Locate the word "JSON" in the entries below, then gather every line that holds it.

#### Supplied material ####

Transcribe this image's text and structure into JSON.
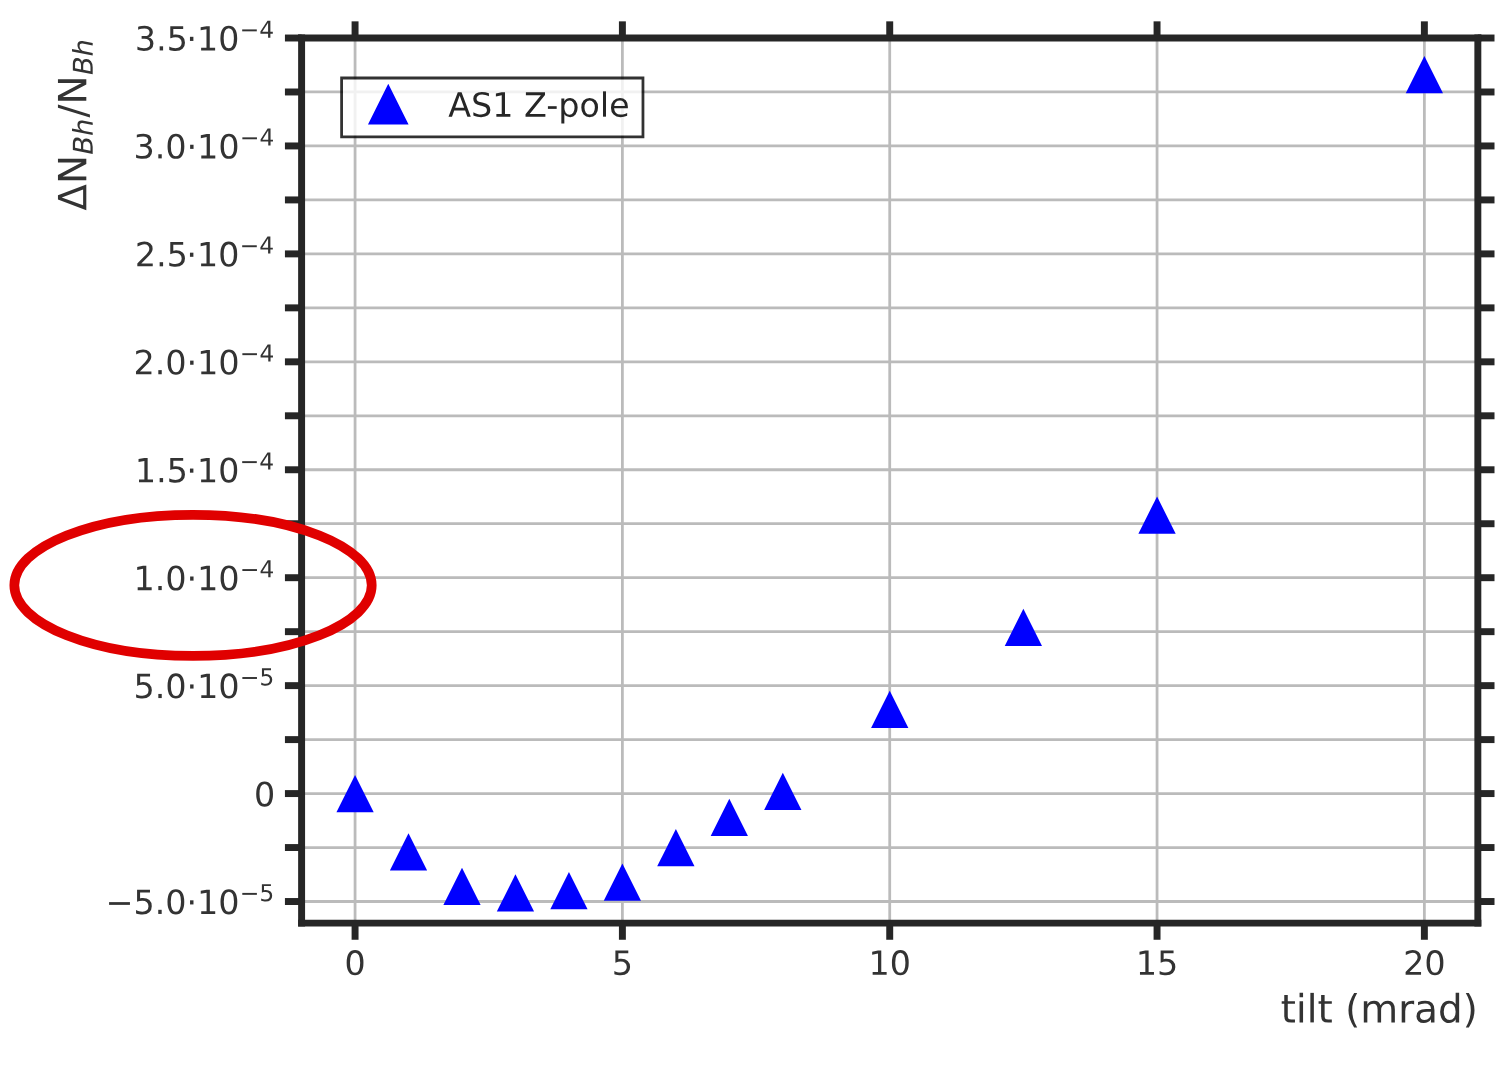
{
  "chart_data": {
    "type": "scatter",
    "xlabel": "tilt (mrad)",
    "ylabel": "ΔN$_{Bh}$/N$_{Bh}$",
    "series": [
      {
        "name": "AS1 Z-pole",
        "color": "#0000ff",
        "x": [
          0,
          1,
          2,
          3,
          4,
          5,
          6,
          7,
          8,
          10,
          12.5,
          15,
          20
        ],
        "values": [
          0,
          -2.7e-05,
          -4.3e-05,
          -4.6e-05,
          -4.5e-05,
          -4.1e-05,
          -2.5e-05,
          -1.1e-05,
          1e-06,
          3.9e-05,
          7.7e-05,
          0.000129,
          0.000333
        ]
      }
    ],
    "marker": "triangle",
    "legend": "top left",
    "grid": true,
    "xlim": [
      -1,
      21
    ],
    "xticks": [
      0,
      5,
      10,
      15,
      20
    ],
    "ylim": [
      -6e-05,
      0.00035
    ],
    "yticks": [
      {
        "value": -5e-05,
        "label": "−5.0·10$^{−5}$"
      },
      {
        "value": -2.5e-05,
        "label": null
      },
      {
        "value": 0,
        "label": "0"
      },
      {
        "value": 2.5e-05,
        "label": null
      },
      {
        "value": 5e-05,
        "label": "5.0·10$^{−5}$"
      },
      {
        "value": 7.5e-05,
        "label": null
      },
      {
        "value": 0.0001,
        "label": "1.0·10$^{−4}$"
      },
      {
        "value": 0.000125,
        "label": null
      },
      {
        "value": 0.00015,
        "label": "1.5·10$^{−4}$"
      },
      {
        "value": 0.000175,
        "label": null
      },
      {
        "value": 0.0002,
        "label": "2.0·10$^{−4}$"
      },
      {
        "value": 0.000225,
        "label": null
      },
      {
        "value": 0.00025,
        "label": "2.5·10$^{−4}$"
      },
      {
        "value": 0.000275,
        "label": null
      },
      {
        "value": 0.0003,
        "label": "3.0·10$^{−4}$"
      },
      {
        "value": 0.000325,
        "label": null
      },
      {
        "value": 0.00035,
        "label": "3.5·10$^{−4}$"
      }
    ]
  }
}
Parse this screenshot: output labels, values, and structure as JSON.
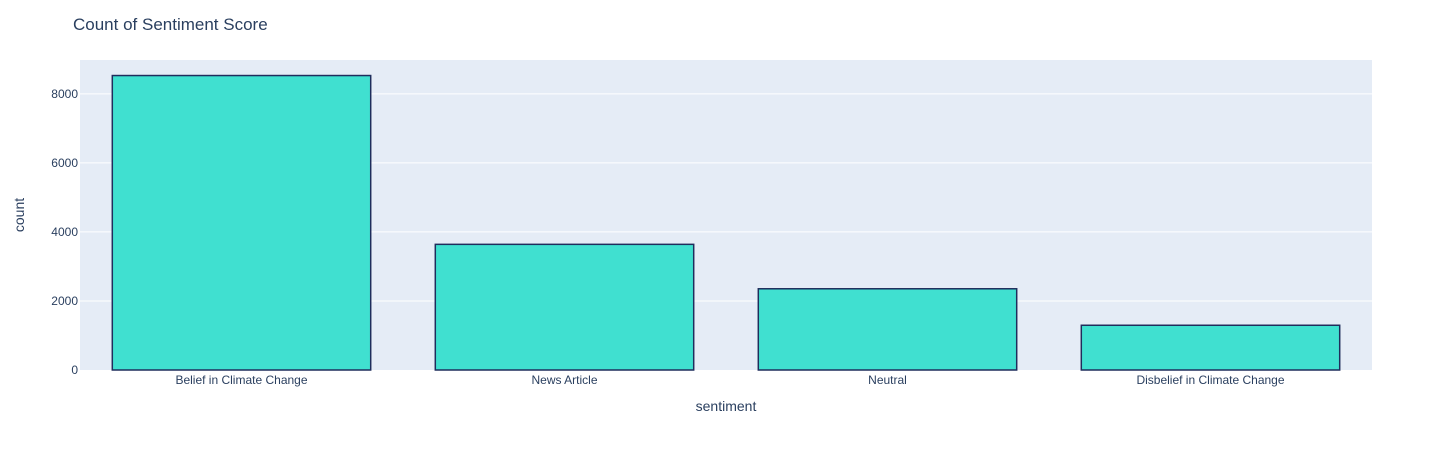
{
  "chart_data": {
    "type": "bar",
    "title": "Count of Sentiment Score",
    "xlabel": "sentiment",
    "ylabel": "count",
    "categories": [
      "Belief in Climate Change",
      "News Article",
      "Neutral",
      "Disbelief in Climate Change"
    ],
    "values": [
      8530,
      3640,
      2353,
      1296
    ],
    "ylim": [
      0,
      8980
    ],
    "yticks": [
      0,
      2000,
      4000,
      6000,
      8000
    ],
    "ytick_labels": [
      "0",
      "2000",
      "4000",
      "6000",
      "8000"
    ],
    "grid": true,
    "legend": "none",
    "colors": {
      "bar_fill": "#40e0d0",
      "bar_outline": "#1f2d5c",
      "plot_background": "#e5ecf6",
      "grid": "#ffffff",
      "text": "#2a3f5f"
    }
  }
}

####

Worked solution:
Transcribe this image's text and structure into JSON.
Parse this screenshot: output labels, values, and structure as JSON.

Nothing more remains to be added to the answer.